- PASSAGE SHOWN -
┌────────

Question

Find zero of the quadratic polynomials F(x)=x2/a+b/ac*x/b_1/c

Answer 1

Given:

The quadratic polynomials F(x)=x2/a+b/ac*x/b_1/c

To find:

Find zero of the quadratic polynomials F(x)=x2/a+b/ac*x/b_1/c

Solution:

Given quadratic polynomial,

$F(x)=\dfrac{x^2}{a} + \dfrac{b}{ac} \times \dfrac{x}{b}-\dfrac{1}{c}$

Given equation is a quadratic equation.

The roots of a quadratic equation are given as follows.

For an equation, ax² + bx + c = 0

The roots are given by,

$x = \dfrac{-b \pm \sqrt {b^2-4ac}}{2a}$

$F(x)=\dfrac{x^2}{a} + \dfrac{b}{ac} \times \dfrac{x}{b}-\dfrac{1}{c}$

Equating the above equation to zero and solving it, we get

$0=\dfrac{x^2}{a}+\dfrac{b}{ac}\times \dfrac{x}{b}-\dfrac{1}{c}$

$bcx^2+bx-ab=0$

$x=\dfrac{-b+\sqrt{b^2-4bc\left(-ab\right)}}{2bc}:\quad \dfrac{-1+\sqrt{4ac+1}}{2c}\\\\\x=\dfrac{-b-\sqrt{b^2-4bc\left(-ab\right)}}{2bc}:\quad -\dfrac{\sqrt{4ac+1}+1}{2c}$

Therefore the roots of a given polynomial equation are:

$x=\dfrac{-1+\sqrt{4ac+1}}{2c},\:x=-\dfrac{\sqrt{4ac+1}+1}{2c};\quad \:b\ne \:0,\:c\ne \:0$

└────────

- PROMPT 1 -
In the first block of rows, reproduce the lines starting at the one containing "- candle-body: [277, 319, 283, 327]" and ending after the one containing "- candle-body: [3, 177, 8, 193]".

- RECORDED INFORMATION -

┌────────

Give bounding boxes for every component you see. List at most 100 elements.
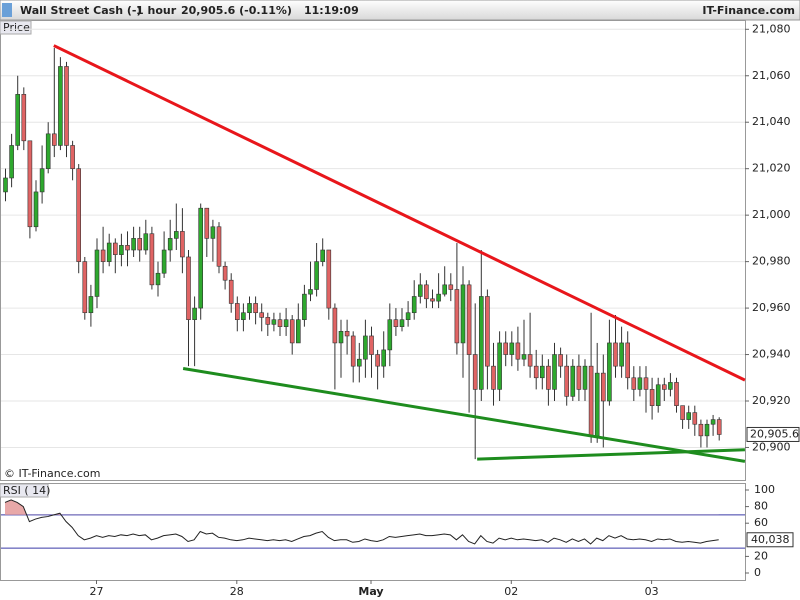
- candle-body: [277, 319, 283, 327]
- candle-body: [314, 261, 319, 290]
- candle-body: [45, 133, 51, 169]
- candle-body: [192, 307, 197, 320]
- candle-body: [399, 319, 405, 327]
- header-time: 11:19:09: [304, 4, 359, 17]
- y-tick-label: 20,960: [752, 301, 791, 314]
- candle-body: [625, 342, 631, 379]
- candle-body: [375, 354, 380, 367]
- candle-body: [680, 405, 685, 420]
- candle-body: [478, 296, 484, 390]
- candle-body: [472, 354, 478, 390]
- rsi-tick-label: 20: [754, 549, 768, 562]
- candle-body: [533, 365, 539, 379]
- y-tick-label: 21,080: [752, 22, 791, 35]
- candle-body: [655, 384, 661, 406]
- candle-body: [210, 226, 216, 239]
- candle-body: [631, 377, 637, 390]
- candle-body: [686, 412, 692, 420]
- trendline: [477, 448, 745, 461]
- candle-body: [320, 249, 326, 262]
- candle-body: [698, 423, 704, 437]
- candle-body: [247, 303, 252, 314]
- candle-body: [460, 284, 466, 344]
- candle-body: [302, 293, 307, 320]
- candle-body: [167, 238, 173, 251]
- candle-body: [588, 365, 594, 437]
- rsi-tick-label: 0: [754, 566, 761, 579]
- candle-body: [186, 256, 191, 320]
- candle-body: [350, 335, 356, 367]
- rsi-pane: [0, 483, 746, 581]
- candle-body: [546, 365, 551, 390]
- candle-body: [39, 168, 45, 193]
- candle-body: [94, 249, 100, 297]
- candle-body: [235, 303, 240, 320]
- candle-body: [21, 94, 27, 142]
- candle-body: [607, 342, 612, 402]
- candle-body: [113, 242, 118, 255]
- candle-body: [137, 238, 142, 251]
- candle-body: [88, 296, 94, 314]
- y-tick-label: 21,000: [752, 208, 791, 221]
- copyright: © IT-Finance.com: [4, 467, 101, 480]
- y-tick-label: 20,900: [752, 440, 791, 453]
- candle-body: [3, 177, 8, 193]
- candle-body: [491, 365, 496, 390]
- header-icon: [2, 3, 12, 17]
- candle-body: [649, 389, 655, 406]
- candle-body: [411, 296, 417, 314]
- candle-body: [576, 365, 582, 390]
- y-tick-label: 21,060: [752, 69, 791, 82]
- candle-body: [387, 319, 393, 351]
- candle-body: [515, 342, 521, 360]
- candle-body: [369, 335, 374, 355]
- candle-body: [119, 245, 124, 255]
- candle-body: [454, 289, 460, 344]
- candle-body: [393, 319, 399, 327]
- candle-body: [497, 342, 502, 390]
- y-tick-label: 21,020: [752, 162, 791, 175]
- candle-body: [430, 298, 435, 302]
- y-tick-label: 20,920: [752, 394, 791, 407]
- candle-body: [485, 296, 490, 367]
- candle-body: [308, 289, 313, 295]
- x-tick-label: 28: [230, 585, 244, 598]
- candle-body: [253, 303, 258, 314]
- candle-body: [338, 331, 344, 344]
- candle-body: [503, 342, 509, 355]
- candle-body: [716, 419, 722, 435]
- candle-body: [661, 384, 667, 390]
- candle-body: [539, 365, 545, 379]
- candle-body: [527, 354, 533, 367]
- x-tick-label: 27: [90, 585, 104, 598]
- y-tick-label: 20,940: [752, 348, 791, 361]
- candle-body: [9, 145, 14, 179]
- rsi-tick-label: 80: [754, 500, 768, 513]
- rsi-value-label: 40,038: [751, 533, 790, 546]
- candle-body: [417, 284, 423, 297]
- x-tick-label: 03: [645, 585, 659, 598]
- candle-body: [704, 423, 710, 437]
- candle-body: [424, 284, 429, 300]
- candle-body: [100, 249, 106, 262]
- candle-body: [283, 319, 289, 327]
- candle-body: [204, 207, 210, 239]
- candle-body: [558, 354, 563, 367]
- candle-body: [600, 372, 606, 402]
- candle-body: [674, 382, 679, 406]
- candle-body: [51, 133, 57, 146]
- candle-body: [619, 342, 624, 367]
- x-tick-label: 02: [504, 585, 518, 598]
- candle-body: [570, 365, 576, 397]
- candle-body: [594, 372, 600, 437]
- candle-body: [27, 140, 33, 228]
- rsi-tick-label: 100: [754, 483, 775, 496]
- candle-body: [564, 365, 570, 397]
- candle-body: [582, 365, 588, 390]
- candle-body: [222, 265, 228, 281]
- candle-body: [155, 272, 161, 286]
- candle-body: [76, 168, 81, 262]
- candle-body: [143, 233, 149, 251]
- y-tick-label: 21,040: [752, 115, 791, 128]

└────────
┌────────

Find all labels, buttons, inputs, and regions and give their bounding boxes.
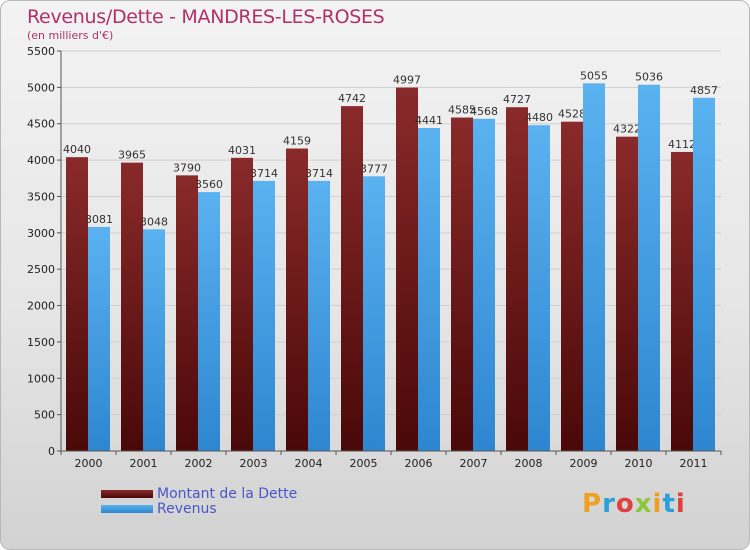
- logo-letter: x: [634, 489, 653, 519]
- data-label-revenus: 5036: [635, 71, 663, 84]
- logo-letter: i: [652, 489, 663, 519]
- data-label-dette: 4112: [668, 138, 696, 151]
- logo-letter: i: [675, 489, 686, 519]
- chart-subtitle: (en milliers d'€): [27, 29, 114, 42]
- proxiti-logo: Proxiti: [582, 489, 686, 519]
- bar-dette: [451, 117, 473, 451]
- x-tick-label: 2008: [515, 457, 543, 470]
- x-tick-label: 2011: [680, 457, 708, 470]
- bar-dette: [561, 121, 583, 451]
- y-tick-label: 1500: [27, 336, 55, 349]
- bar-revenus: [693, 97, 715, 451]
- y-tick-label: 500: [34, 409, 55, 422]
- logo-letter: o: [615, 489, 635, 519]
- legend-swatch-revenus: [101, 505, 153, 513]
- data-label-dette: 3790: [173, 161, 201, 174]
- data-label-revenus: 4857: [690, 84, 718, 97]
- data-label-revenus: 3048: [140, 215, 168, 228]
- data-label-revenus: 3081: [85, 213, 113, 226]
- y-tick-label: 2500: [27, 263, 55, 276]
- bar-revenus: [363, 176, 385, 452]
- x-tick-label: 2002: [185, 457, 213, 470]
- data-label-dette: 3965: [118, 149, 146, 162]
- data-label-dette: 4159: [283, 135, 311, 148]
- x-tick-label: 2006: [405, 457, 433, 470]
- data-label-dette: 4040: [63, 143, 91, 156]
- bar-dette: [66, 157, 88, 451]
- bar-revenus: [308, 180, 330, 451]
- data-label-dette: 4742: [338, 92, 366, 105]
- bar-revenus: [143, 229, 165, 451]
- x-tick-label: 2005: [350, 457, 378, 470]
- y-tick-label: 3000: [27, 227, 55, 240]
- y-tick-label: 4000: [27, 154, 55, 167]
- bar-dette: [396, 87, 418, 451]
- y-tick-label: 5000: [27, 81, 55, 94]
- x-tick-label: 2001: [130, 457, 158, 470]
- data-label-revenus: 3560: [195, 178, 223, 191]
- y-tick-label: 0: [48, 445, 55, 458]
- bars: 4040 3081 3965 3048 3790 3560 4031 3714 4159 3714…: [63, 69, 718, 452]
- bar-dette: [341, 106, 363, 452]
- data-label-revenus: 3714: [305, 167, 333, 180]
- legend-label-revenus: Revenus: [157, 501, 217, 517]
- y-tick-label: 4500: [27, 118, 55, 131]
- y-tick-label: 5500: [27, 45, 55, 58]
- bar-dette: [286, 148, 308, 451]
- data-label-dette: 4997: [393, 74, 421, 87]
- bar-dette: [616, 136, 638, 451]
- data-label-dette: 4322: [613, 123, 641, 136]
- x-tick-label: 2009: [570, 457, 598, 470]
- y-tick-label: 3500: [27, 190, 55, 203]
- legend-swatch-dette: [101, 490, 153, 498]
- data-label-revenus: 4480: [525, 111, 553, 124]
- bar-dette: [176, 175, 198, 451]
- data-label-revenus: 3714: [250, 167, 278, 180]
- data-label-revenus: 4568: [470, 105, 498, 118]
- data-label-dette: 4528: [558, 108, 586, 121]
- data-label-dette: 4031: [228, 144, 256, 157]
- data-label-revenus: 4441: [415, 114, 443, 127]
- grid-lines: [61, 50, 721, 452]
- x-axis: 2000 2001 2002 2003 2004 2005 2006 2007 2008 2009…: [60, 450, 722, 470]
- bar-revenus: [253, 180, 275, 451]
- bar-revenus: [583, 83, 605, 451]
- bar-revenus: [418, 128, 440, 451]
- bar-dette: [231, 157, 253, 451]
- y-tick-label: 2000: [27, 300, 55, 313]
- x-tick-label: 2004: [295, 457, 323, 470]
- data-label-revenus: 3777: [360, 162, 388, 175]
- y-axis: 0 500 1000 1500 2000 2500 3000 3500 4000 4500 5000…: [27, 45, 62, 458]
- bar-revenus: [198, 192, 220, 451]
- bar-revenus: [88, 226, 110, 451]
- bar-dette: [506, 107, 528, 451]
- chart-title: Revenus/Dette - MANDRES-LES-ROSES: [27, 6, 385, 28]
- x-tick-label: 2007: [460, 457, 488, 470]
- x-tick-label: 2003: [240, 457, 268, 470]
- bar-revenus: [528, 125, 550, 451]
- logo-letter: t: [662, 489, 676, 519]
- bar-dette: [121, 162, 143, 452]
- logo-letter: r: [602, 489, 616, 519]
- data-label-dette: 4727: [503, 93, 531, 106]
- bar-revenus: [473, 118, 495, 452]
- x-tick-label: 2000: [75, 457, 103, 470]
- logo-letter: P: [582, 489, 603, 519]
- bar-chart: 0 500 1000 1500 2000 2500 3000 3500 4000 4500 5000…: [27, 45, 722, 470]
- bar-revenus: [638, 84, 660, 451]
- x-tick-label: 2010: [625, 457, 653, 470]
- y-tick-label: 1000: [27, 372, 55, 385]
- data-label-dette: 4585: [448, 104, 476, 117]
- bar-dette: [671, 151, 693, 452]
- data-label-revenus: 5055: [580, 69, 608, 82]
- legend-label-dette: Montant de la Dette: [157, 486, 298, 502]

└────────

- PROMPT 2 -
Summarize the quadratic-zeros thread in two sentences.

- EXPECTED ANSWER 1 -
- candle-body: [277, 319, 283, 327]
- candle-body: [314, 261, 319, 290]
- candle-body: [45, 133, 51, 169]
- candle-body: [192, 307, 197, 320]
- candle-body: [399, 319, 405, 327]
- header-time: 11:19:09: [304, 4, 359, 17]
- y-tick-label: 20,960: [752, 301, 791, 314]
- candle-body: [625, 342, 631, 379]
- candle-body: [375, 354, 380, 367]
- candle-body: [680, 405, 685, 420]
- candle-body: [478, 296, 484, 390]
- candle-body: [472, 354, 478, 390]
- rsi-tick-label: 20: [754, 549, 768, 562]
- candle-body: [533, 365, 539, 379]
- y-tick-label: 21,080: [752, 22, 791, 35]
- candle-body: [655, 384, 661, 406]
- candle-body: [210, 226, 216, 239]
- candle-body: [631, 377, 637, 390]
- candle-body: [686, 412, 692, 420]
- trendline: [477, 448, 745, 461]
- candle-body: [320, 249, 326, 262]
- candle-body: [698, 423, 704, 437]
- candle-body: [247, 303, 252, 314]
- candle-body: [460, 284, 466, 344]
- candle-body: [302, 293, 307, 320]
- candle-body: [167, 238, 173, 251]
- candle-body: [588, 365, 594, 437]
- rsi-tick-label: 0: [754, 566, 761, 579]
- candle-body: [186, 256, 191, 320]
- candle-body: [350, 335, 356, 367]
- rsi-pane: [0, 483, 746, 581]
- candle-body: [546, 365, 551, 390]
- candle-body: [39, 168, 45, 193]
- candle-body: [94, 249, 100, 297]
- candle-body: [235, 303, 240, 320]
- candle-body: [21, 94, 27, 142]
- candle-body: [607, 342, 612, 402]
- candle-body: [113, 242, 118, 255]
- candle-body: [137, 238, 142, 251]
- candle-body: [88, 296, 94, 314]
- y-tick-label: 21,000: [752, 208, 791, 221]
- copyright: © IT-Finance.com: [4, 467, 101, 480]
- y-tick-label: 20,900: [752, 440, 791, 453]
- candle-body: [3, 177, 8, 193]

- EXPECTED ANSWER 2 -
The answer sets the polynomial F(x) = x²/a + (b/ac)(x/b) − 1/c equal to zero, rewrites it as bcx² + bx − ab = 0, and applies the quadratic formula x = (−b ± √(b² − 4ac))/2a. It gives the roots as x = (−1 + √(4ac + 1))/2c and x = −(√(4ac + 1) + 1)/2c, with b ≠ 0 and c ≠ 0.